Set down each entry exactly as given; pictures should not appear in the copy.

━━━

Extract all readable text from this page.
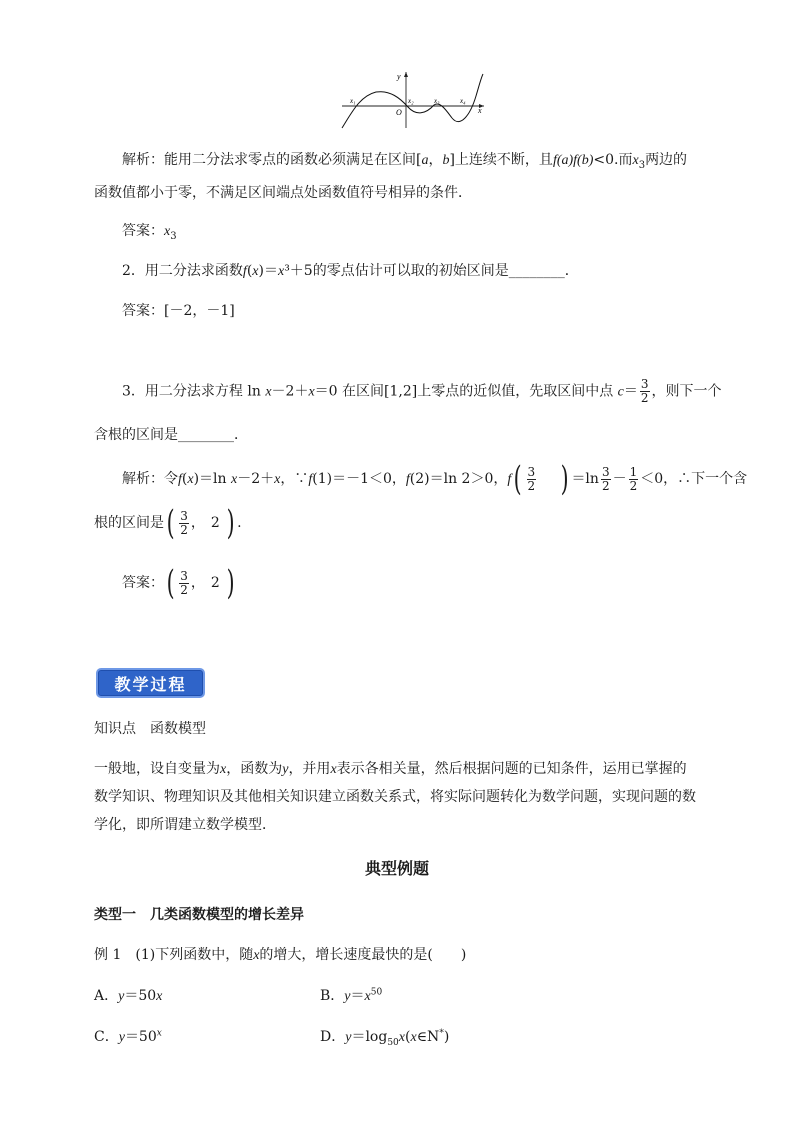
y
x
O
x₁	x₂	x₃	x₄
解析：能用二分法求零点的函数必须满足在区间[a，b]上连续不断，且f(a)f(b)<0.而$x_3$两边的
函数值都小于零，不满足区间端点处函数值符号相异的条件．
答案：$x_3$
2．用二分法求函数f(x)＝x³＋5的零点估计可以取的初始区间是________．
答案：[－2，－1]
3．用二分法求方程 ln x－2＋x＝0 在区间[1,2]上零点的近似值，先取区间中点 $c= \frac{3}{2}$ ，则下一个
含根的区间是________．
解析：令f(x)＝ln x－2＋x，∵f(1)＝－1＜0，f(2)＝ln 2＞0，$f( \frac{3}{2}$ ) $=\ln \frac{3}{2} - \frac{1}{2} <0$，∴下一个含
根的区间是( $\frac{3}{2}$ ， 2 ) .
答案：( $\frac{3}{2}$ ， 2 )
教学过程
知识点　函数模型
一般地，设自变量为x，函数为y，并用x表示各相关量，然后根据问题的已知条件，运用已掌握的
数学知识、物理知识及其他相关知识建立函数关系式，将实际问题转化为数学问题，实现问题的数
学化，即所谓建立数学模型．
典型例题
类型一　几类函数模型的增长差异
例 1　(1)下列函数中，随x的增大，增长速度最快的是(　　)
A．y＝50x	B．$y=x^{50}$
C．$y=50^x$	D．$y=\log_{50}x(x\in N^*)$
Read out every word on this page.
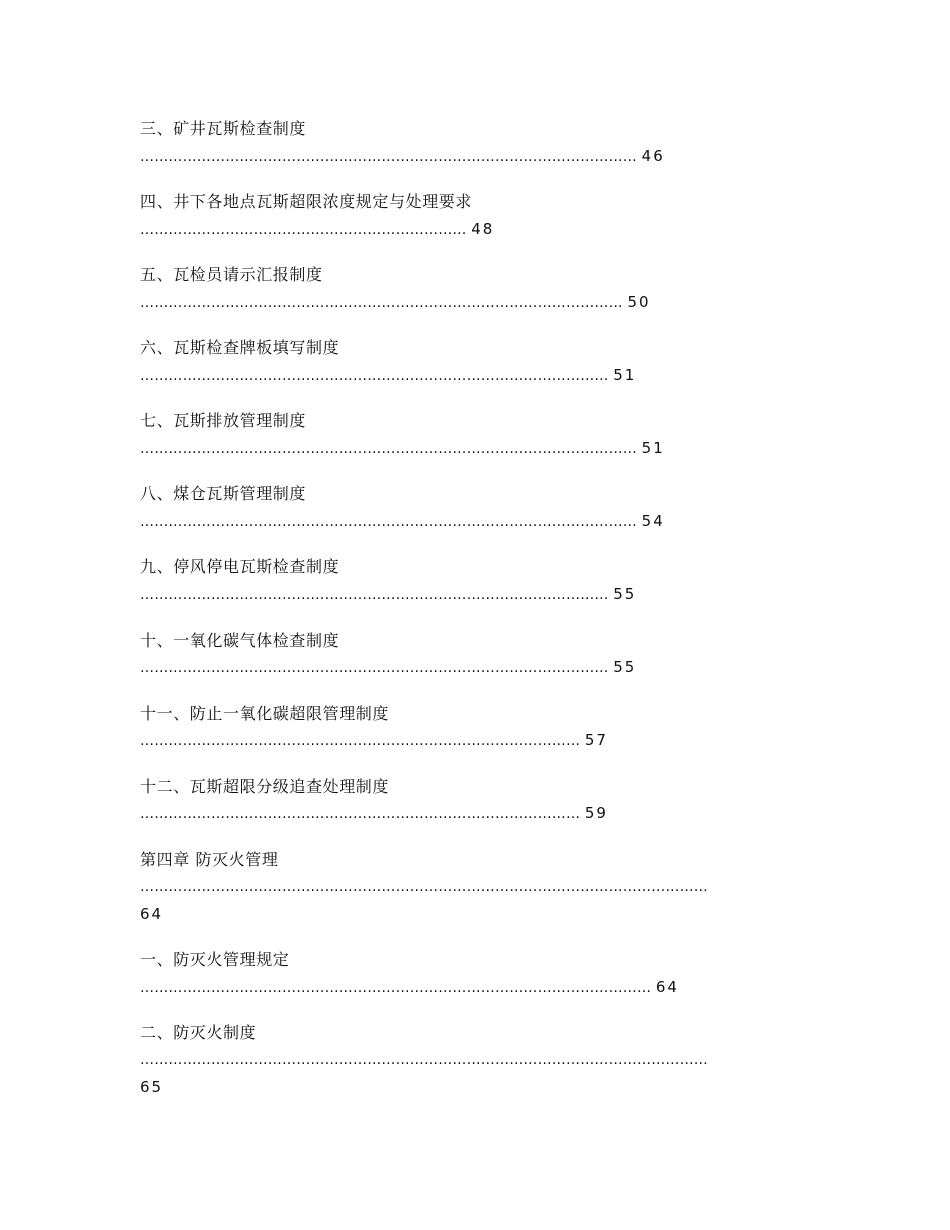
三、矿井瓦斯检查制度
…………………………………………………………………………………………… 46
四、井下各地点瓦斯超限浓度规定与处理要求
…………………………………………………………… 48
五、瓦检员请示汇报制度
………………………………………………………………………………………… 50
六、瓦斯检查牌板填写制度
……………………………………………………………………………………… 51
七、瓦斯排放管理制度
…………………………………………………………………………………………… 51
八、煤仓瓦斯管理制度
…………………………………………………………………………………………… 54
九、停风停电瓦斯检查制度
……………………………………………………………………………………… 55
十、一氧化碳气体检查制度
……………………………………………………………………………………… 55
十一、防止一氧化碳超限管理制度
………………………………………………………………………………… 57
十二、瓦斯超限分级追查处理制度
………………………………………………………………………………… 59
第四章 防灭火管理
…………………………………………………………………………………………………………
64
一、防灭火管理规定
……………………………………………………………………………………………… 64
二、防灭火制度
…………………………………………………………………………………………………………
65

━━━

**Answer in full**
Extract all readable text from this page.
y
x
O
x₁	x₂	x₃	x₄
解析：能用二分法求零点的函数必须满足在区间[a，b]上连续不断，且f(a)f(b)<0.而$x_3$两边的
函数值都小于零，不满足区间端点处函数值符号相异的条件．
答案：$x_3$
2．用二分法求函数f(x)＝x³＋5的零点估计可以取的初始区间是________．
答案：[－2，－1]
3．用二分法求方程 ln x－2＋x＝0 在区间[1,2]上零点的近似值，先取区间中点 $c= \frac{3}{2}$ ，则下一个
含根的区间是________．
解析：令f(x)＝ln x－2＋x，∵f(1)＝－1＜0，f(2)＝ln 2＞0，$f( \frac{3}{2}$ ) $=\ln \frac{3}{2} - \frac{1}{2} <0$，∴下一个含
根的区间是( $\frac{3}{2}$ ， 2 ) .
答案：( $\frac{3}{2}$ ， 2 )
教学过程
知识点　函数模型
一般地，设自变量为x，函数为y，并用x表示各相关量，然后根据问题的已知条件，运用已掌握的
数学知识、物理知识及其他相关知识建立函数关系式，将实际问题转化为数学问题，实现问题的数
学化，即所谓建立数学模型．
典型例题
类型一　几类函数模型的增长差异
例 1　(1)下列函数中，随x的增大，增长速度最快的是(　　)
A．y＝50x	B．$y=x^{50}$
C．$y=50^x$	D．$y=\log_{50}x(x\in N^*)$
Read out every word on this page.
三、矿井瓦斯检查制度
…………………………………………………………………………………………… 46
四、井下各地点瓦斯超限浓度规定与处理要求
…………………………………………………………… 48
五、瓦检员请示汇报制度
………………………………………………………………………………………… 50
六、瓦斯检查牌板填写制度
……………………………………………………………………………………… 51
七、瓦斯排放管理制度
…………………………………………………………………………………………… 51
八、煤仓瓦斯管理制度
…………………………………………………………………………………………… 54
九、停风停电瓦斯检查制度
……………………………………………………………………………………… 55
十、一氧化碳气体检查制度
……………………………………………………………………………………… 55
十一、防止一氧化碳超限管理制度
………………………………………………………………………………… 57
十二、瓦斯超限分级追查处理制度
………………………………………………………………………………… 59
第四章 防灭火管理
…………………………………………………………………………………………………………
64
一、防灭火管理规定
……………………………………………………………………………………………… 64
二、防灭火制度
…………………………………………………………………………………………………………
65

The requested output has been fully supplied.